## begin

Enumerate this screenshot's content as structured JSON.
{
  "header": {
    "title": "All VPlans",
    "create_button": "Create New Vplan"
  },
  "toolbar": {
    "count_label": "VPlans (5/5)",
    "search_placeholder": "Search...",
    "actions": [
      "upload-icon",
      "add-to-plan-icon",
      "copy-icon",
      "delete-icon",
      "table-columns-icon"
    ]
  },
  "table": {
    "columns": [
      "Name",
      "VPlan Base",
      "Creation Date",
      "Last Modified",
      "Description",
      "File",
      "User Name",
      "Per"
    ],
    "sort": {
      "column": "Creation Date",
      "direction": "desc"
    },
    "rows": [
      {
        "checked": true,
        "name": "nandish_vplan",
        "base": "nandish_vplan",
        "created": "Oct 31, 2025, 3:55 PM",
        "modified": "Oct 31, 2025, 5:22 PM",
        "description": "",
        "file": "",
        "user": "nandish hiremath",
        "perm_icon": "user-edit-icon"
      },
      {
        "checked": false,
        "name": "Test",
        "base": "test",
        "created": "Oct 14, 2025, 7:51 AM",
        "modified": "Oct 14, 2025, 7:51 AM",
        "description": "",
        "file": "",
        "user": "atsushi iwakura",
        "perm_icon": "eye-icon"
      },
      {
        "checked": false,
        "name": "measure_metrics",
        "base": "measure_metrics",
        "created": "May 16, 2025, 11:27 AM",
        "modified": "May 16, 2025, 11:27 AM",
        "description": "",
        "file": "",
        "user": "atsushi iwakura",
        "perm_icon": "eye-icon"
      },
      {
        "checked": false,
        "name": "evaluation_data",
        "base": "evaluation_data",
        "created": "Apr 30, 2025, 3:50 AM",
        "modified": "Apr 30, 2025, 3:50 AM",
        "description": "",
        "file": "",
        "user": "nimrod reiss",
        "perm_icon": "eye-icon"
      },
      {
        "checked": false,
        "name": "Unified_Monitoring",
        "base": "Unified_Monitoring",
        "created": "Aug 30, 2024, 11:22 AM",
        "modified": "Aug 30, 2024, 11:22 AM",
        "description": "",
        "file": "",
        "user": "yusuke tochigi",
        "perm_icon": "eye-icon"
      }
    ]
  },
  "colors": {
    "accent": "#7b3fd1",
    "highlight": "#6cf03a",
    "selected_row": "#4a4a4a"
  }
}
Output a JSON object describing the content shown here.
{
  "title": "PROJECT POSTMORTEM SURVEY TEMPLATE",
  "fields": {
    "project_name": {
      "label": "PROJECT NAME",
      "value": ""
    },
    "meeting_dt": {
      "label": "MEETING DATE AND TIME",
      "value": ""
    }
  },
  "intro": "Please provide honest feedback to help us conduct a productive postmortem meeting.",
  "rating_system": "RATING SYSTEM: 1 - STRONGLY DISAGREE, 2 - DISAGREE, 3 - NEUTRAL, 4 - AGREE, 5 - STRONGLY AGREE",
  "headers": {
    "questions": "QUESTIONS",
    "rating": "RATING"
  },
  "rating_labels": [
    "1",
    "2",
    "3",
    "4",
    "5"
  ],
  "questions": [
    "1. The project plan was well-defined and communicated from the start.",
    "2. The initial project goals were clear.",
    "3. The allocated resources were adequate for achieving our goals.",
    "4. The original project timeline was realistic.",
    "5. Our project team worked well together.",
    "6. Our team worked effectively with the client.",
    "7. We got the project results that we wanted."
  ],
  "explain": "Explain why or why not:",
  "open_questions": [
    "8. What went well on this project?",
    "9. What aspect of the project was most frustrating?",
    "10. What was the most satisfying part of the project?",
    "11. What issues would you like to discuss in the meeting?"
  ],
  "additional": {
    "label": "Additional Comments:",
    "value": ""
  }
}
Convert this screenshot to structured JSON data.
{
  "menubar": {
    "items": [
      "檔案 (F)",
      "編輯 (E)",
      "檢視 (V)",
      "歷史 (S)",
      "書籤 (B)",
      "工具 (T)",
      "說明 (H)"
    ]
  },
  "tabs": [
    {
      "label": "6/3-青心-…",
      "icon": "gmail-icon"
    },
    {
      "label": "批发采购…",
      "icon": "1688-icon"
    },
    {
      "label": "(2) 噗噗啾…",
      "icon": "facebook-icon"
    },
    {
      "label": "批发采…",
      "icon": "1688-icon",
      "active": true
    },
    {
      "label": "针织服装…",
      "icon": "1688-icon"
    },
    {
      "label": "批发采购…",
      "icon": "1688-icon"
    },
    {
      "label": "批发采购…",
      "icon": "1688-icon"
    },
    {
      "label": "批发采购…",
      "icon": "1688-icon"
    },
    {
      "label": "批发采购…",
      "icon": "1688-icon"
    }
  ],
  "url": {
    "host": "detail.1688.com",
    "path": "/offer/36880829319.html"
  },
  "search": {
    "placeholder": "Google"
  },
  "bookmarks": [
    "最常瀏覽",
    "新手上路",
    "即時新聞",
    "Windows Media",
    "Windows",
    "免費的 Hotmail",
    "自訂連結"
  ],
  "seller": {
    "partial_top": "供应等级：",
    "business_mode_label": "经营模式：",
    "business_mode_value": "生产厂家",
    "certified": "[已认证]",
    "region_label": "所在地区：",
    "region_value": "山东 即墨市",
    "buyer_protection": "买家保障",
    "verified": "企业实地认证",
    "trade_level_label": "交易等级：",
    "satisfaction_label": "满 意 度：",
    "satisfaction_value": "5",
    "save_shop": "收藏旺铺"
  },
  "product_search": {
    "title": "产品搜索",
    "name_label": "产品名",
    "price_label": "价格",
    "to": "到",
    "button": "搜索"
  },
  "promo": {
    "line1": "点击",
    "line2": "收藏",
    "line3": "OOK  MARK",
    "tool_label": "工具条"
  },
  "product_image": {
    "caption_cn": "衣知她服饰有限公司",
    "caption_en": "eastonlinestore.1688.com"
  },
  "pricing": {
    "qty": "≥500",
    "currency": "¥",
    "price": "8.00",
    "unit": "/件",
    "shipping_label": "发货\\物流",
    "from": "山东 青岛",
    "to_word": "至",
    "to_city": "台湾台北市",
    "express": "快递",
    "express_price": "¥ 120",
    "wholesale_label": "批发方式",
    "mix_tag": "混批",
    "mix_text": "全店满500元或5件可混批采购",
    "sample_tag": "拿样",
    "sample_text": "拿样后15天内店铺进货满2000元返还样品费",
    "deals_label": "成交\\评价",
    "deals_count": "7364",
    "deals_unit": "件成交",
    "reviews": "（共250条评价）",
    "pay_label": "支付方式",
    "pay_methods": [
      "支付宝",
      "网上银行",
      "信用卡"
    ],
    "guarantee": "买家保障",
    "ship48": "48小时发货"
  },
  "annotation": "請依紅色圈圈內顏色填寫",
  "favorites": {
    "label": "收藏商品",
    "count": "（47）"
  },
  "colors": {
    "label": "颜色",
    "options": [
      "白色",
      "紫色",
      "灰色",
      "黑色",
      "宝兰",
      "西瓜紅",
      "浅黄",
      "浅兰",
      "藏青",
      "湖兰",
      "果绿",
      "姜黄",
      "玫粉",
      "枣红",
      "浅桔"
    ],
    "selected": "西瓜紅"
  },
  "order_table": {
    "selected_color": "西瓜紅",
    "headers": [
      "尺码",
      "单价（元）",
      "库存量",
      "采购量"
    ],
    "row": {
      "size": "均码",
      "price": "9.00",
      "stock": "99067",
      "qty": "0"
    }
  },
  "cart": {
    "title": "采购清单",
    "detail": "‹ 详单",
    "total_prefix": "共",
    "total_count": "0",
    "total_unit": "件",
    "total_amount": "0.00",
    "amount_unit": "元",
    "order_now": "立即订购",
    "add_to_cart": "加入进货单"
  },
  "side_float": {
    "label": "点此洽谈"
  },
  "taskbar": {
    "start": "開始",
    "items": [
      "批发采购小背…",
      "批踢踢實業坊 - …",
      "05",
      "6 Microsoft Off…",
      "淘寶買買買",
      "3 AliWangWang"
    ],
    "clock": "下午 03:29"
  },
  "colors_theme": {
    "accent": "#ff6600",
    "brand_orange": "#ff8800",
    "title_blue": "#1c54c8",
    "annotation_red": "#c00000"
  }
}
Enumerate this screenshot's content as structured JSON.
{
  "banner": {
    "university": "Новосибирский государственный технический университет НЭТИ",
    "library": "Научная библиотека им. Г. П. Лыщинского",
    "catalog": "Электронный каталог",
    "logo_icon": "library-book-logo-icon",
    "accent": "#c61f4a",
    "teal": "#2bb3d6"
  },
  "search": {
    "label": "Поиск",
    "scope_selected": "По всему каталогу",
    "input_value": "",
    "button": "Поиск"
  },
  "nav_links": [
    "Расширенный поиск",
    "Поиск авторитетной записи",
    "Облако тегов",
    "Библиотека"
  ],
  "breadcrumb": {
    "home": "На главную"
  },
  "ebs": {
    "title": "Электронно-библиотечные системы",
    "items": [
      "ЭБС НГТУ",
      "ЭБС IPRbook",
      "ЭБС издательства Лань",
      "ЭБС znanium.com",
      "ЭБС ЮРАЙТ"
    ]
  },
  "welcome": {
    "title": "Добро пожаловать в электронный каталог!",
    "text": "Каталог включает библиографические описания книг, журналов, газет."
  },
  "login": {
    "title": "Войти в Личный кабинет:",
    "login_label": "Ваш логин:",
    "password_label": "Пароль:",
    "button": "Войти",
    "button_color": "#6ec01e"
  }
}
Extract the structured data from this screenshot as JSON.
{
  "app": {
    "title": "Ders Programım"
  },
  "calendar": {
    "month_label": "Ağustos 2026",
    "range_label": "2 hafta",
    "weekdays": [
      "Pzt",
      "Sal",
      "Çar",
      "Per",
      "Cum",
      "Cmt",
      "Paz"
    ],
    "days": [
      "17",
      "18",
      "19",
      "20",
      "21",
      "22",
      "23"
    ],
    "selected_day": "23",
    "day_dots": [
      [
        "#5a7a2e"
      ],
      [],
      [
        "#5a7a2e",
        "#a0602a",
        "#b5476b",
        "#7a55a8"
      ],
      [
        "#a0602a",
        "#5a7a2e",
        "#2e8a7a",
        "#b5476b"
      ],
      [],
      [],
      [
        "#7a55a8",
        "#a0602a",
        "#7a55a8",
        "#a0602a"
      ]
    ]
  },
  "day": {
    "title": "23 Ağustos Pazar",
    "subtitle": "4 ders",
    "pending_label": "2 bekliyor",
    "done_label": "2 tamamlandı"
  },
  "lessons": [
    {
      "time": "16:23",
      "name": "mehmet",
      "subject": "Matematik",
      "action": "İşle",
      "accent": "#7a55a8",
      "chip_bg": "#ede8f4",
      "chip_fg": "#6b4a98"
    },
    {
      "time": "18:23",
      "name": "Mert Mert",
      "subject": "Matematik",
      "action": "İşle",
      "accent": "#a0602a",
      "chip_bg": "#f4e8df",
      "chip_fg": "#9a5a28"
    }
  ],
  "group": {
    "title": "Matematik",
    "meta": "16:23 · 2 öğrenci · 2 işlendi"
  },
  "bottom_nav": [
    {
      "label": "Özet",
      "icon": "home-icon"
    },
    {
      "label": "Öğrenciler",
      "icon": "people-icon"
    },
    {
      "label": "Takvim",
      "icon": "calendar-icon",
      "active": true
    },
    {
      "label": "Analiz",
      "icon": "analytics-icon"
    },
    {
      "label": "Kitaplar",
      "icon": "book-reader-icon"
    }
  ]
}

## end

## TASK STATEMENT
Copy in full each line that holds the word "Ağustos".

## TASK RESULT
    "month_label": "Ağustos 2026",
    "title": "23 Ağustos Pazar",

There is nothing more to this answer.